** START OF Excerpted data **

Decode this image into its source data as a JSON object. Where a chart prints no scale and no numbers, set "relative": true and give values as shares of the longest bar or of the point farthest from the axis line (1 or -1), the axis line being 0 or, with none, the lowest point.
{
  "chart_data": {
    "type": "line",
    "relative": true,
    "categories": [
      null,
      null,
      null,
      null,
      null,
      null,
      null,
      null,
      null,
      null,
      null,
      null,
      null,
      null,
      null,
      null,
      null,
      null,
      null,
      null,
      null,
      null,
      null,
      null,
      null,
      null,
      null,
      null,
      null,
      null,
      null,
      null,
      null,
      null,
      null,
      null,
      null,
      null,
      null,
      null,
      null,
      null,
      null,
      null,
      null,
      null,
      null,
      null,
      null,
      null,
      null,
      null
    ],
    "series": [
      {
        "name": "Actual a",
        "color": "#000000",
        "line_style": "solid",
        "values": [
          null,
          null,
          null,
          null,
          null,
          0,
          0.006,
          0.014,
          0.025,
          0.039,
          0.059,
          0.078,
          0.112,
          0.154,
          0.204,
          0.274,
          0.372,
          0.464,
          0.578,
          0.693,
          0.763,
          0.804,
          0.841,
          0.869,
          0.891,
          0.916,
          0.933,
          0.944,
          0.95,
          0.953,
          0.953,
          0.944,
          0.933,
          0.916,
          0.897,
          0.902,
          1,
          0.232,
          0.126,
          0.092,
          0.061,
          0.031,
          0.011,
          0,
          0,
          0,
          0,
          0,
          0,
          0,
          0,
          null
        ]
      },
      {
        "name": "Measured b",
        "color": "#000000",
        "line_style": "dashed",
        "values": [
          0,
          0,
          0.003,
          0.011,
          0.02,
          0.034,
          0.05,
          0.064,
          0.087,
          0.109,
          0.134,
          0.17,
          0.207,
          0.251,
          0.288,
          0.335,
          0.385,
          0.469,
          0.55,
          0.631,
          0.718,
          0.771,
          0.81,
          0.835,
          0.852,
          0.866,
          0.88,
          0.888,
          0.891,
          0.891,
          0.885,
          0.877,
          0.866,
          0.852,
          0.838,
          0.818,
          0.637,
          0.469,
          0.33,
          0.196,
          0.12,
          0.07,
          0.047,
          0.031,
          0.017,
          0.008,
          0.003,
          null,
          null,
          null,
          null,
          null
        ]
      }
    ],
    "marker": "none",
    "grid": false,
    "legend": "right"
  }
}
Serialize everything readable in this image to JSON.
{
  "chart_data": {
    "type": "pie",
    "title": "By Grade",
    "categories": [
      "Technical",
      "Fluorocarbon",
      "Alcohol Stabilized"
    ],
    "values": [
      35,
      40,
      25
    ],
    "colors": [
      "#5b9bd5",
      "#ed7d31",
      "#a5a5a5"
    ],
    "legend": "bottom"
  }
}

** END OF Excerpted data **

Reproduce the listing above verbatim, from first line to last.

Decode this image into its source data as a JSON object. Where a chart prints no scale and no numbers, set "relative": true and give values as shares of the longest bar or of the point farthest from the axis line (1 or -1), the axis line being 0 or, with none, the lowest point.
{
  "chart_data": {
    "type": "line",
    "relative": true,
    "categories": [
      null,
      null,
      null,
      null,
      null,
      null,
      null,
      null,
      null,
      null,
      null,
      null,
      null,
      null,
      null,
      null,
      null,
      null,
      null,
      null,
      null,
      null,
      null,
      null,
      null,
      null,
      null,
      null,
      null,
      null,
      null,
      null,
      null,
      null,
      null,
      null,
      null,
      null,
      null,
      null,
      null,
      null,
      null,
      null,
      null,
      null,
      null,
      null,
      null,
      null,
      null,
      null
    ],
    "series": [
      {
        "name": "Actual a",
        "color": "#000000",
        "line_style": "solid",
        "values": [
          null,
          null,
          null,
          null,
          null,
          0,
          0.006,
          0.014,
          0.025,
          0.039,
          0.059,
          0.078,
          0.112,
          0.154,
          0.204,
          0.274,
          0.372,
          0.464,
          0.578,
          0.693,
          0.763,
          0.804,
          0.841,
          0.869,
          0.891,
          0.916,
          0.933,
          0.944,
          0.95,
          0.953,
          0.953,
          0.944,
          0.933,
          0.916,
          0.897,
          0.902,
          1,
          0.232,
          0.126,
          0.092,
          0.061,
          0.031,
          0.011,
          0,
          0,
          0,
          0,
          0,
          0,
          0,
          0,
          null
        ]
      },
      {
        "name": "Measured b",
        "color": "#000000",
        "line_style": "dashed",
        "values": [
          0,
          0,
          0.003,
          0.011,
          0.02,
          0.034,
          0.05,
          0.064,
          0.087,
          0.109,
          0.134,
          0.17,
          0.207,
          0.251,
          0.288,
          0.335,
          0.385,
          0.469,
          0.55,
          0.631,
          0.718,
          0.771,
          0.81,
          0.835,
          0.852,
          0.866,
          0.88,
          0.888,
          0.891,
          0.891,
          0.885,
          0.877,
          0.866,
          0.852,
          0.838,
          0.818,
          0.637,
          0.469,
          0.33,
          0.196,
          0.12,
          0.07,
          0.047,
          0.031,
          0.017,
          0.008,
          0.003,
          null,
          null,
          null,
          null,
          null
        ]
      }
    ],
    "marker": "none",
    "grid": false,
    "legend": "right"
  }
}
Serialize everything readable in this image to JSON.
{
  "chart_data": {
    "type": "pie",
    "title": "By Grade",
    "categories": [
      "Technical",
      "Fluorocarbon",
      "Alcohol Stabilized"
    ],
    "values": [
      35,
      40,
      25
    ],
    "colors": [
      "#5b9bd5",
      "#ed7d31",
      "#a5a5a5"
    ],
    "legend": "bottom"
  }
}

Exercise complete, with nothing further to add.